### Task goal
Identify each line in the records below that contains the word "Triển", and copy it.

### Information supplied

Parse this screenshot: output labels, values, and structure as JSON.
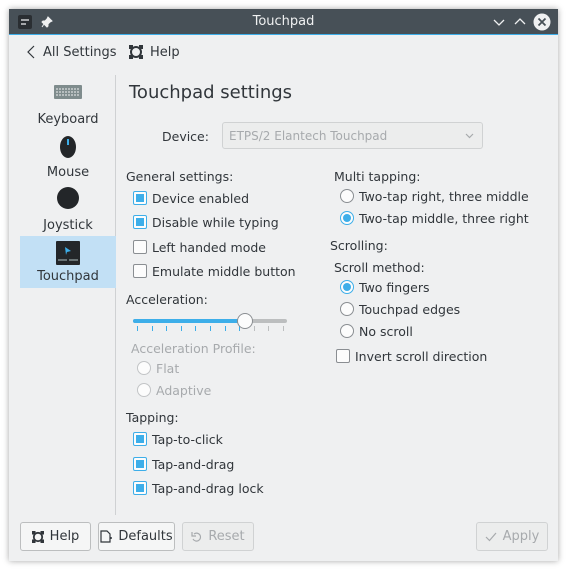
{
  "window": {
    "title": "Touchpad"
  },
  "toolbar": {
    "back_label": "All Settings",
    "help_label": "Help"
  },
  "sidebar": {
    "items": [
      {
        "label": "Keyboard",
        "icon": "keyboard-icon",
        "selected": false
      },
      {
        "label": "Mouse",
        "icon": "mouse-icon",
        "selected": false
      },
      {
        "label": "Joystick",
        "icon": "joystick-icon",
        "selected": false
      },
      {
        "label": "Touchpad",
        "icon": "touchpad-icon",
        "selected": true
      }
    ]
  },
  "main": {
    "title": "Touchpad settings",
    "device": {
      "label": "Device:",
      "value": "ETPS/2 Elantech Touchpad",
      "enabled": false
    },
    "general": {
      "label": "General settings:",
      "items": [
        {
          "label": "Device enabled",
          "checked": true
        },
        {
          "label": "Disable while typing",
          "checked": true
        },
        {
          "label": "Left handed mode",
          "checked": false
        },
        {
          "label": "Emulate middle button",
          "checked": false
        }
      ]
    },
    "acceleration": {
      "label": "Acceleration:",
      "value_percent": 75
    },
    "profile": {
      "label": "Acceleration Profile:",
      "enabled": false,
      "options": [
        {
          "label": "Flat",
          "selected": false
        },
        {
          "label": "Adaptive",
          "selected": false
        }
      ]
    },
    "tapping": {
      "label": "Tapping:",
      "items": [
        {
          "label": "Tap-to-click",
          "checked": true
        },
        {
          "label": "Tap-and-drag",
          "checked": true
        },
        {
          "label": "Tap-and-drag lock",
          "checked": true
        }
      ]
    },
    "multi": {
      "label": "Multi tapping:",
      "options": [
        {
          "label": "Two-tap right, three middle",
          "selected": false
        },
        {
          "label": "Two-tap middle, three right",
          "selected": true
        }
      ]
    },
    "scrolling": {
      "label": "Scrolling:",
      "method_label": "Scroll method:",
      "options": [
        {
          "label": "Two fingers",
          "selected": true
        },
        {
          "label": "Touchpad edges",
          "selected": false
        },
        {
          "label": "No scroll",
          "selected": false
        }
      ],
      "invert": {
        "label": "Invert scroll direction",
        "checked": false
      }
    }
  },
  "footer": {
    "help": "Help",
    "defaults": "Defaults",
    "reset": "Reset",
    "apply": "Apply"
  },
  "colors": {
    "accent": "#3daee9",
    "titlebar": "#475057",
    "selection": "#c2e0f5"
  }
}
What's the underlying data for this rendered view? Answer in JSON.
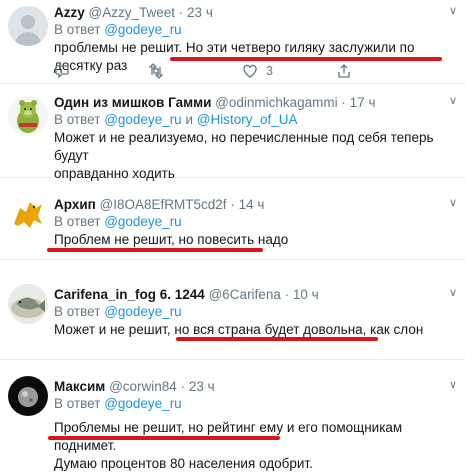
{
  "tweets": [
    {
      "name": "Azzy",
      "handle": "@Azzy_Tweet",
      "dot": "·",
      "time": "23 ч",
      "reply_prefix": "В ответ",
      "reply_to": "@godeye_ru",
      "reply_to_2": "",
      "text_lines": [
        "проблемы не решит. Но эти четверо гиляку заслужили по десятку раз"
      ],
      "likes": "3",
      "avatar": "gray-placeholder"
    },
    {
      "name": "Один из мишков Гамми",
      "handle": "@odinmichkagammi",
      "dot": "·",
      "time": "17 ч",
      "reply_prefix": "В ответ",
      "reply_to": "@godeye_ru",
      "reply_and": "и",
      "reply_to_2": "@History_of_UA",
      "text_lines": [
        "Может и не реализуемо, но перечисленные под себя теперь будут",
        "оправданно ходить"
      ],
      "likes": "",
      "avatar": "gummi-bear-green"
    },
    {
      "name": "Архип",
      "handle": "@I8OA8EfRMT5cd2f",
      "dot": "·",
      "time": "14 ч",
      "reply_prefix": "В ответ",
      "reply_to": "@godeye_ru",
      "text_lines": [
        "Проблем не решит, но повесить надо"
      ],
      "likes": "",
      "avatar": "griffin-yellow"
    },
    {
      "name": "Carifena_in_fog 6. 1244",
      "handle": "@6Carifena",
      "dot": "·",
      "time": "10 ч",
      "reply_prefix": "В ответ",
      "reply_to": "@godeye_ru",
      "text_lines": [
        "Может и не решит, но вся страна будет довольна, как слон"
      ],
      "likes": "",
      "avatar": "fish-on-plate"
    },
    {
      "name": "Максим",
      "handle": "@corwin84",
      "dot": "·",
      "time": "23 ч",
      "reply_prefix": "В ответ",
      "reply_to": "@godeye_ru",
      "text_lines": [
        "Проблемы не решит, но рейтинг ему и его помощникам поднимет.",
        "Думаю процентов 80 населения одобрит."
      ],
      "likes": "",
      "avatar": "dark-planet"
    }
  ],
  "icons": [
    "reply-icon",
    "retweet-icon",
    "like-icon",
    "share-icon",
    "chevron-down-icon"
  ],
  "colors": {
    "link": "#1b95e0",
    "muted": "#657786",
    "highlight_underline": "#d8141c",
    "border": "#e6ecf0"
  }
}
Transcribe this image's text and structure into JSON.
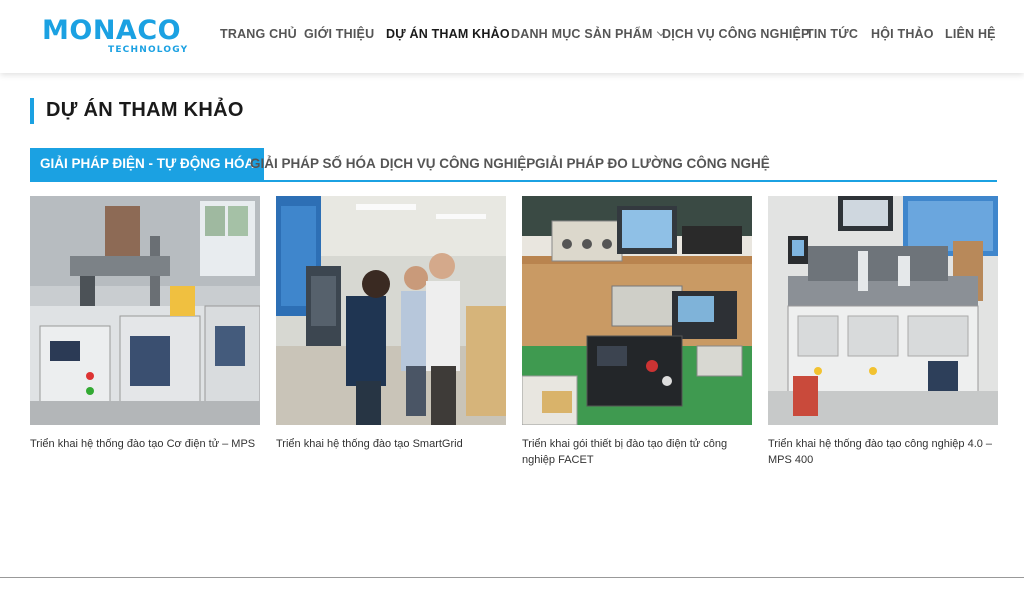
{
  "logo": {
    "main": "MONACO",
    "sub": "TECHNOLOGY"
  },
  "nav": {
    "items": [
      {
        "label": "TRANG CHỦ"
      },
      {
        "label": "GIỚI THIỆU"
      },
      {
        "label": "DỰ ÁN THAM KHẢO"
      },
      {
        "label": "DANH MỤC SẢN PHẨM"
      },
      {
        "label": "DỊCH VỤ CÔNG NGHIỆP"
      },
      {
        "label": "TIN TỨC"
      },
      {
        "label": "HỘI THẢO"
      },
      {
        "label": "LIÊN HỆ"
      }
    ],
    "active_index": 2
  },
  "page": {
    "title": "DỰ ÁN THAM KHẢO"
  },
  "tabs": [
    {
      "label": "GIẢI PHÁP ĐIỆN - TỰ ĐỘNG HÓA"
    },
    {
      "label": "GIẢI PHÁP SỐ HÓA"
    },
    {
      "label": "DỊCH VỤ CÔNG NGHIỆP"
    },
    {
      "label": "GIẢI PHÁP ĐO LƯỜNG CÔNG NGHỆ"
    }
  ],
  "projects": [
    {
      "caption": "Triển khai hệ thống đào tạo Cơ điện tử – MPS"
    },
    {
      "caption": "Triển khai hệ thống đào tạo SmartGrid"
    },
    {
      "caption": "Triển khai gói thiết bị đào tạo điện tử công nghiệp FACET"
    },
    {
      "caption": "Triển khai hệ thống đào tạo công nghiệp 4.0 – MPS 400"
    }
  ],
  "colors": {
    "accent": "#1ba1e2",
    "text": "#333333"
  }
}
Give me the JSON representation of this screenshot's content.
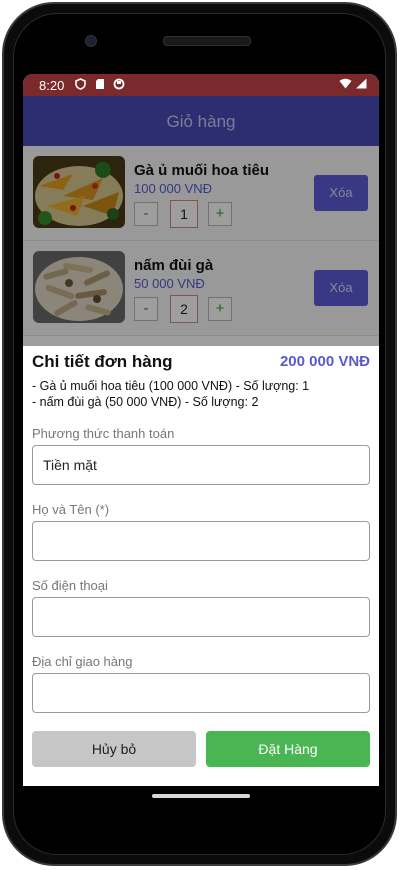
{
  "status_bar": {
    "time": "8:20",
    "icons": [
      "shield-icon",
      "sd-card-icon",
      "circle-icon"
    ],
    "right_icons": [
      "wifi-icon",
      "signal-icon"
    ]
  },
  "app_bar": {
    "title": "Giỏ hàng"
  },
  "cart": {
    "items": [
      {
        "name": "Gà ủ muối hoa tiêu",
        "price": "100 000 VNĐ",
        "minus": "-",
        "quantity": "1",
        "plus": "+",
        "delete_label": "Xóa"
      },
      {
        "name": "nấm đùi gà",
        "price": "50 000 VNĐ",
        "minus": "-",
        "quantity": "2",
        "plus": "+",
        "delete_label": "Xóa"
      }
    ]
  },
  "order_sheet": {
    "title": "Chi tiết đơn hàng",
    "total": "200 000 VNĐ",
    "lines": [
      "- Gà ủ muối hoa tiêu (100 000 VNĐ) - Số lượng: 1",
      "- nấm đùi gà (50 000 VNĐ) - Số lượng: 2"
    ],
    "payment_label": "Phương thức thanh toán",
    "payment_value": "Tiền mặt",
    "name_label": "Họ và Tên (*)",
    "name_value": "",
    "phone_label": "Số điện thoại",
    "phone_value": "",
    "address_label": "Địa chỉ giao hàng",
    "address_value": "",
    "cancel_label": "Hủy bỏ",
    "order_label": "Đặt Hàng"
  },
  "colors": {
    "accent": "#5b5bd6",
    "status_bar": "#7a2a2c",
    "app_bar": "#4a4ab8",
    "order_button": "#49b553",
    "cancel_button": "#c6c6c6",
    "price": "#5a5ad0"
  }
}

### Completed exercise
      "caption": "Triển khai hệ thống đào tạo Cơ điện tử – MPS"
      "caption": "Triển khai hệ thống đào tạo SmartGrid"
      "caption": "Triển khai gói thiết bị đào tạo điện tử công nghiệp FACET"
      "caption": "Triển khai hệ thống đào tạo công nghiệp 4.0 – MPS 400"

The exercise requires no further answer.